Task requirements →
For the records that follow, return only the count of lines containing the string "northern".
————
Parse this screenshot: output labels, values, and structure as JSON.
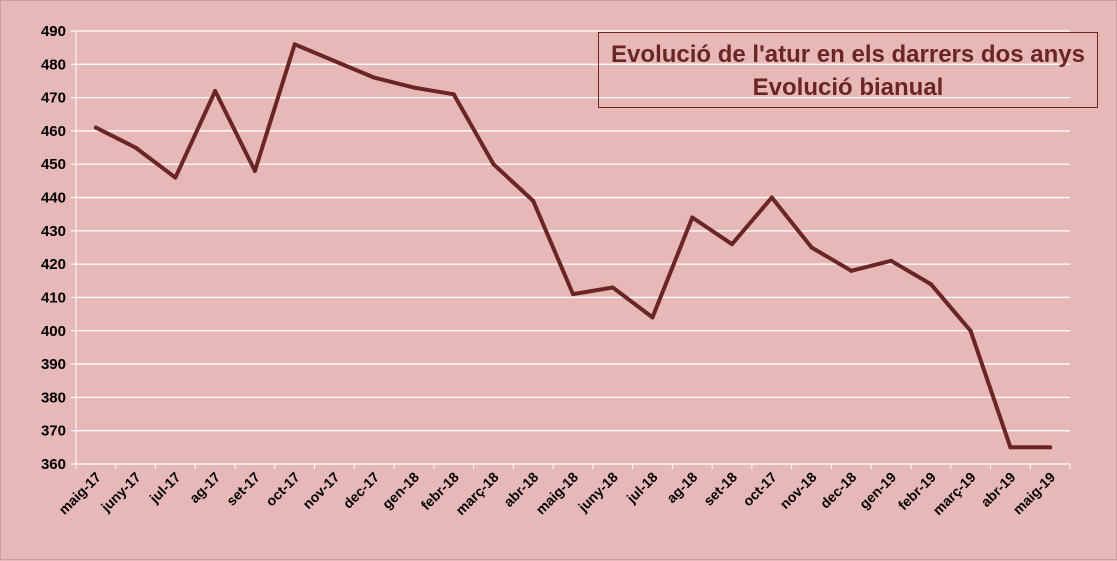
{
  "chart_data": {
    "type": "line",
    "title": "Evolució de l'atur en els darrers dos anys",
    "subtitle": "Evolució bianual",
    "categories": [
      "maig-17",
      "juny-17",
      "jul-17",
      "ag-17",
      "set-17",
      "oct-17",
      "nov-17",
      "dec-17",
      "gen-18",
      "febr-18",
      "març-18",
      "abr-18",
      "maig-18",
      "juny-18",
      "jul-18",
      "ag-18",
      "set-18",
      "oct-17",
      "nov-18",
      "dec-18",
      "gen-19",
      "febr-19",
      "març-19",
      "abr-19",
      "maig-19"
    ],
    "series": [
      {
        "values": [
          461,
          455,
          446,
          472,
          448,
          486,
          481,
          476,
          473,
          471,
          450,
          439,
          411,
          413,
          404,
          434,
          426,
          440,
          425,
          418,
          421,
          414,
          400,
          365,
          365
        ]
      }
    ],
    "ylim": [
      360,
      490
    ],
    "yticks": [
      "360",
      "370",
      "380",
      "390",
      "400",
      "410",
      "420",
      "430",
      "440",
      "450",
      "460",
      "470",
      "480",
      "490"
    ],
    "grid": true,
    "line_color": "#6b2525",
    "grid_color": "#ffffff",
    "background": "#e6b8b7"
  }
}
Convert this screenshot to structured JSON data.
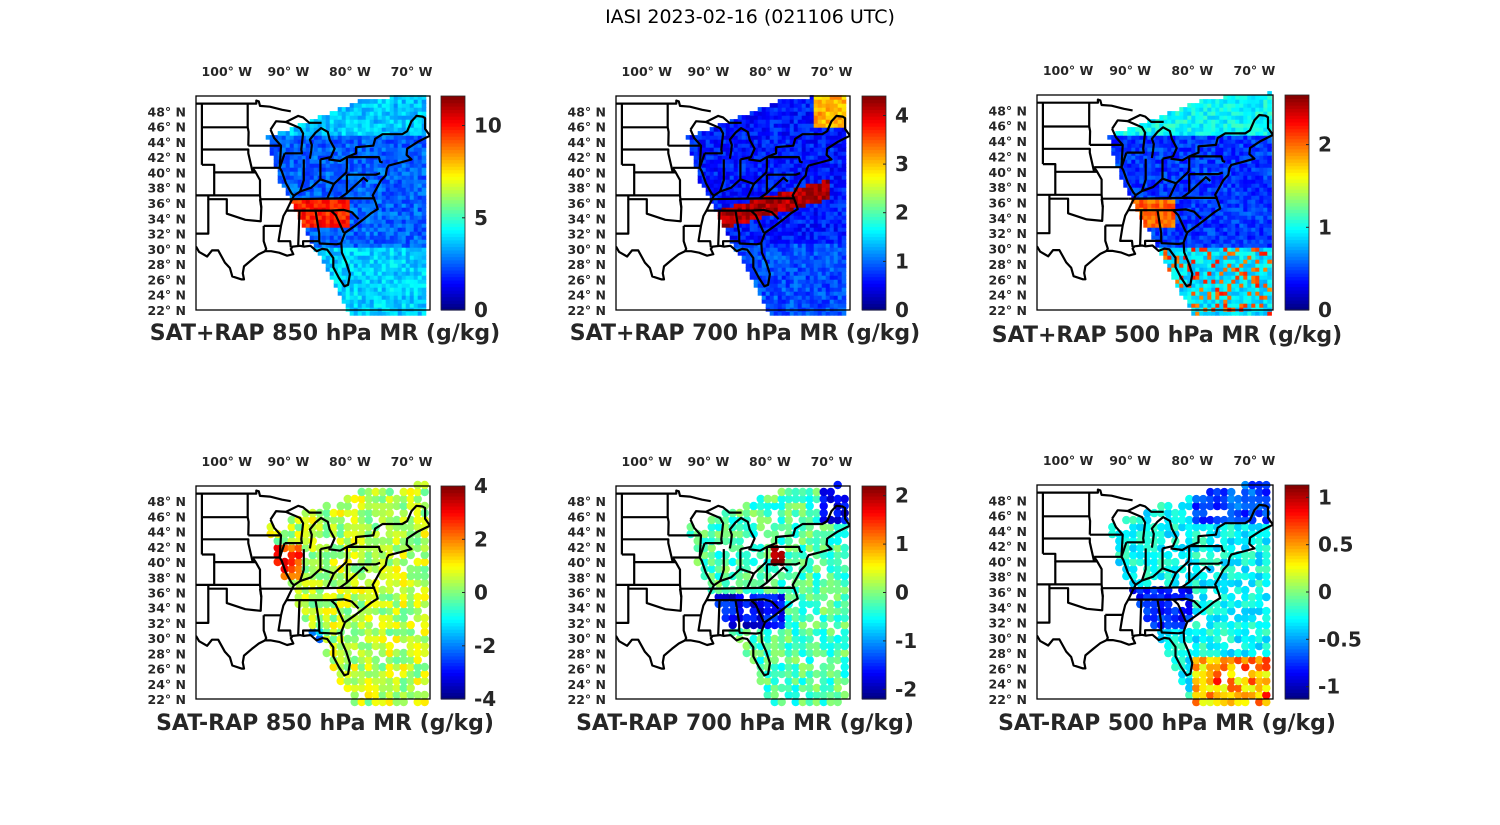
{
  "figure_title": "IASI 2023-02-16 (021106 UTC)",
  "chart_data": [
    {
      "type": "heatmap",
      "panel": "top-left",
      "title": "SAT+RAP 850 hPa MR (g/kg)",
      "xlabel": "",
      "ylabel": "",
      "x_ticks": [
        "100° W",
        "90° W",
        "80° W",
        "70° W"
      ],
      "y_ticks": [
        "48° N",
        "46° N",
        "44° N",
        "42° N",
        "40° N",
        "38° N",
        "36° N",
        "34° N",
        "32° N",
        "30° N",
        "28° N",
        "26° N",
        "24° N",
        "22° N"
      ],
      "lon_range": [
        -105,
        -67
      ],
      "lat_range": [
        22,
        50
      ],
      "colormap": "jet",
      "colorbar": {
        "range": [
          0,
          11.6
        ],
        "ticks": [
          0,
          5,
          10
        ]
      },
      "field_summary": "mostly 1–4 g/kg over Great Lakes/Northeast; 9–11 g/kg band over Tennessee/Alabama/Georgia at ~33–36°N; 3–6 g/kg over Gulf/Florida waters"
    },
    {
      "type": "heatmap",
      "panel": "top-middle",
      "title": "SAT+RAP 700 hPa MR (g/kg)",
      "xlabel": "",
      "ylabel": "",
      "x_ticks": [
        "100° W",
        "90° W",
        "80° W",
        "70° W"
      ],
      "y_ticks": [
        "48° N",
        "46° N",
        "44° N",
        "42° N",
        "40° N",
        "38° N",
        "36° N",
        "34° N",
        "32° N",
        "30° N",
        "28° N",
        "26° N",
        "24° N",
        "22° N"
      ],
      "lon_range": [
        -105,
        -67
      ],
      "lat_range": [
        22,
        50
      ],
      "colormap": "jet",
      "colorbar": {
        "range": [
          0,
          4.4
        ],
        "ticks": [
          0,
          1,
          2,
          3,
          4
        ]
      },
      "field_summary": "0–1 g/kg across most of domain; 4+ g/kg band from Mississippi/Alabama northeast to offshore North Carolina; ~3 g/kg over northern New England"
    },
    {
      "type": "heatmap",
      "panel": "top-right",
      "title": "SAT+RAP 500 hPa MR (g/kg)",
      "xlabel": "",
      "ylabel": "",
      "x_ticks": [
        "100° W",
        "90° W",
        "80° W",
        "70° W"
      ],
      "y_ticks": [
        "48° N",
        "46° N",
        "44° N",
        "42° N",
        "40° N",
        "38° N",
        "36° N",
        "34° N",
        "32° N",
        "30° N",
        "28° N",
        "26° N",
        "24° N",
        "22° N"
      ],
      "lon_range": [
        -105,
        -67
      ],
      "lat_range": [
        22,
        50
      ],
      "colormap": "jet",
      "colorbar": {
        "range": [
          0,
          2.6
        ],
        "ticks": [
          0,
          1,
          2
        ]
      },
      "field_summary": "0.2–0.6 g/kg over north; ~2 g/kg over Tennessee/Alabama; 1.5–2.5 g/kg patches over Atlantic/Gulf south of 30°N"
    },
    {
      "type": "heatmap",
      "panel": "bottom-left",
      "title": "SAT-RAP 850 hPa MR (g/kg)",
      "xlabel": "",
      "ylabel": "",
      "x_ticks": [
        "100° W",
        "90° W",
        "80° W",
        "70° W"
      ],
      "y_ticks": [
        "48° N",
        "46° N",
        "44° N",
        "42° N",
        "40° N",
        "38° N",
        "36° N",
        "34° N",
        "32° N",
        "30° N",
        "28° N",
        "26° N",
        "24° N",
        "22° N"
      ],
      "lon_range": [
        -105,
        -67
      ],
      "lat_range": [
        22,
        50
      ],
      "colormap": "jet",
      "colorbar": {
        "range": [
          -4,
          4
        ],
        "ticks": [
          -4,
          -2,
          0,
          2,
          4
        ]
      },
      "field_summary": "mostly -0.5 to 1 g/kg; up to +3 near Illinois; -3 to -4 near Gulf coast"
    },
    {
      "type": "heatmap",
      "panel": "bottom-middle",
      "title": "SAT-RAP 700 hPa MR (g/kg)",
      "xlabel": "",
      "ylabel": "",
      "x_ticks": [
        "100° W",
        "90° W",
        "80° W",
        "70° W"
      ],
      "y_ticks": [
        "48° N",
        "46° N",
        "44° N",
        "42° N",
        "40° N",
        "38° N",
        "36° N",
        "34° N",
        "32° N",
        "30° N",
        "28° N",
        "26° N",
        "24° N",
        "22° N"
      ],
      "lon_range": [
        -105,
        -67
      ],
      "lat_range": [
        22,
        50
      ],
      "colormap": "jet",
      "colorbar": {
        "range": [
          -2.2,
          2.2
        ],
        "ticks": [
          -2,
          -1,
          0,
          1,
          2
        ]
      },
      "field_summary": "mostly -0.5 to 0.3 g/kg; -2 g/kg patches over Alabama/Carolinas and northern Maine; +2 over Pennsylvania"
    },
    {
      "type": "heatmap",
      "panel": "bottom-right",
      "title": "SAT-RAP 500 hPa MR (g/kg)",
      "xlabel": "",
      "ylabel": "",
      "x_ticks": [
        "100° W",
        "90° W",
        "80° W",
        "70° W"
      ],
      "y_ticks": [
        "48° N",
        "46° N",
        "44° N",
        "42° N",
        "40° N",
        "38° N",
        "36° N",
        "34° N",
        "32° N",
        "30° N",
        "28° N",
        "26° N",
        "24° N",
        "22° N"
      ],
      "lon_range": [
        -105,
        -67
      ],
      "lat_range": [
        22,
        50
      ],
      "colormap": "jet",
      "colorbar": {
        "range": [
          -1.13,
          1.13
        ],
        "ticks": [
          -1,
          -0.5,
          0,
          0.5,
          1
        ]
      },
      "field_summary": "mostly -0.5 to 0 g/kg; -1 over southeast US interior; +0.5 to +0.8 over subtropical Atlantic"
    }
  ]
}
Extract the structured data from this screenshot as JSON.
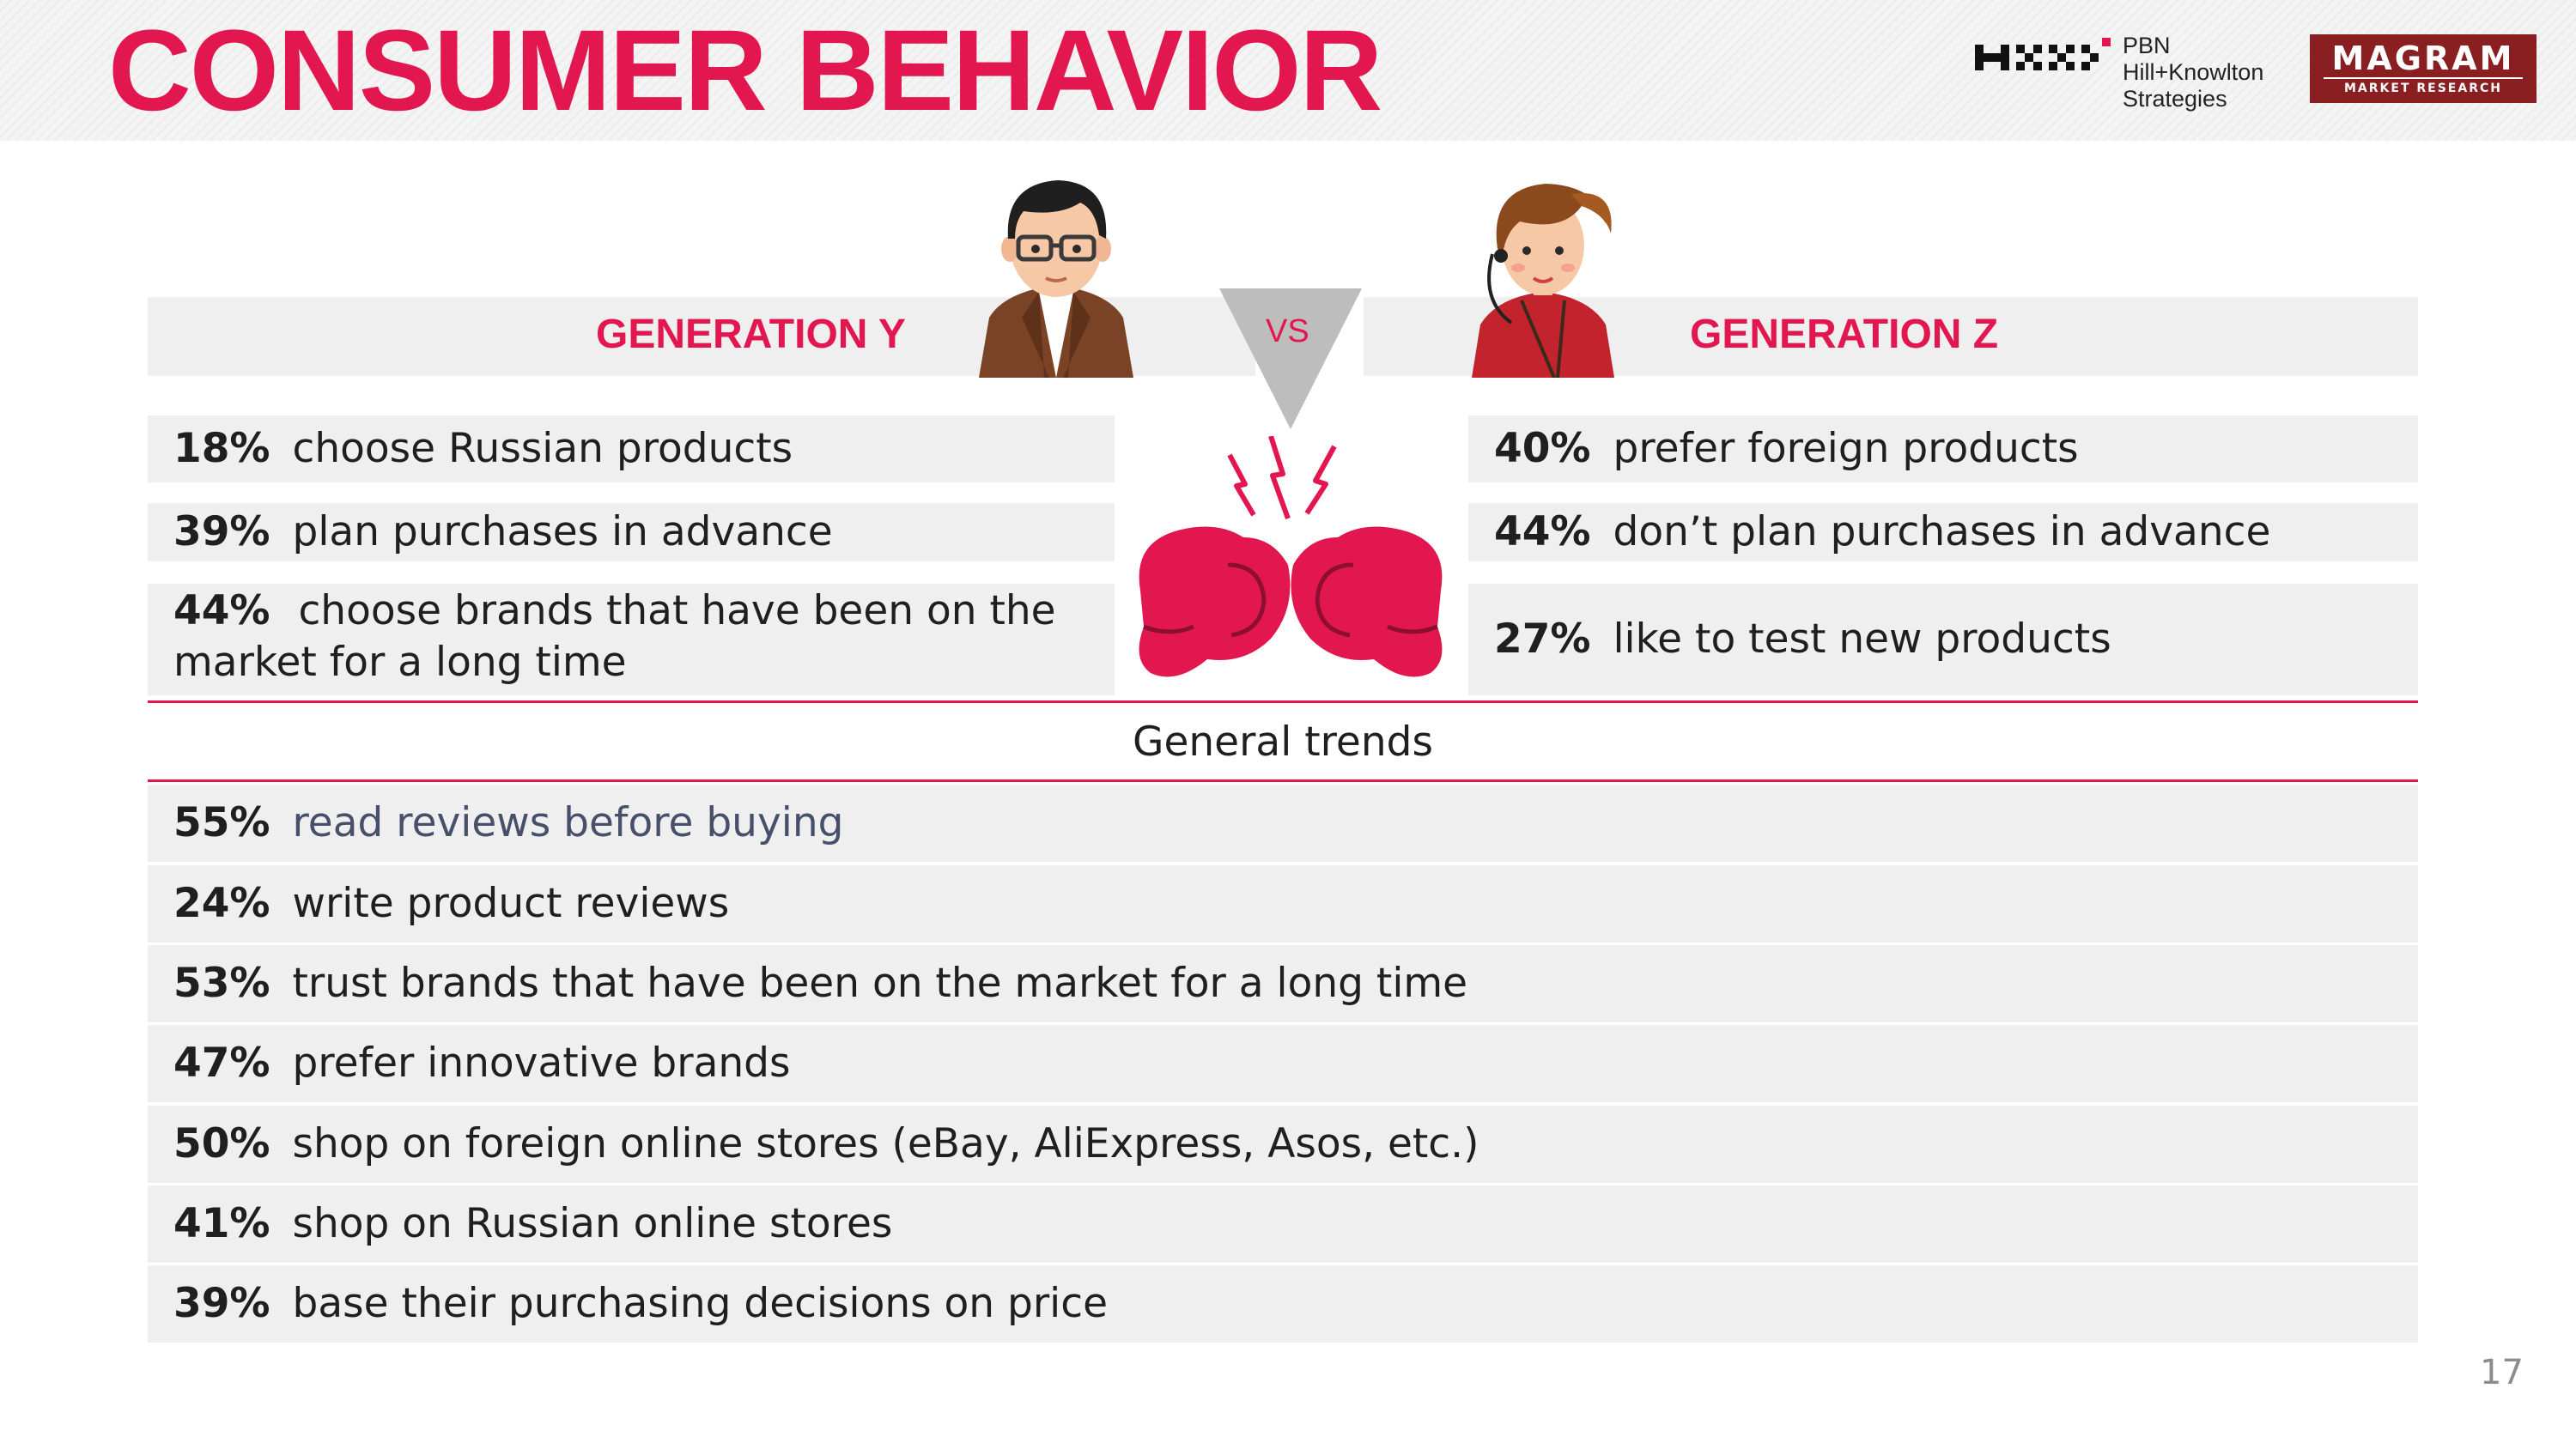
{
  "header": {
    "title": "CONSUMER BEHAVIOR",
    "logos": {
      "pbn": {
        "lines": [
          "PBN",
          "Hill+Knowlton",
          "Strategies"
        ]
      },
      "magram": {
        "name": "MAGRAM",
        "subtitle": "MARKET RESEARCH",
        "color": "#8a1f21"
      }
    }
  },
  "colors": {
    "accent": "#e3174f",
    "row_bg": "#efefef",
    "text": "#1f1f1f"
  },
  "comparison": {
    "vs_label": "VS",
    "generation_y": {
      "title": "GENERATION Y",
      "stats": [
        {
          "pct": "18%",
          "text": "choose Russian products"
        },
        {
          "pct": "39%",
          "text": "plan purchases in advance"
        },
        {
          "pct": "44%",
          "text": "choose brands that have been on the",
          "text_cont": "market for a long time"
        }
      ]
    },
    "generation_z": {
      "title": "GENERATION Z",
      "stats": [
        {
          "pct": "40%",
          "text": "prefer foreign products"
        },
        {
          "pct": "44%",
          "text": "don’t plan purchases in advance"
        },
        {
          "pct": "27%",
          "text": "like to test new products"
        }
      ]
    }
  },
  "general_trends": {
    "label": "General trends",
    "items": [
      {
        "pct": "55%",
        "text": "read reviews before buying"
      },
      {
        "pct": "24%",
        "text": "write product reviews"
      },
      {
        "pct": "53%",
        "text": "trust brands that have been on the market for a long time"
      },
      {
        "pct": "47%",
        "text": "prefer innovative brands"
      },
      {
        "pct": "50%",
        "text": "shop on foreign online stores (eBay, AliExpress, Asos, etc.)"
      },
      {
        "pct": "41%",
        "text": "shop on Russian online stores"
      },
      {
        "pct": "39%",
        "text": "base their purchasing decisions on price"
      }
    ]
  },
  "icons": [
    "man-glasses-avatar-icon",
    "woman-headphones-avatar-icon",
    "vs-triangle-icon",
    "boxing-gloves-icon"
  ],
  "page_number": "17"
}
————
Solution to the exercise →
2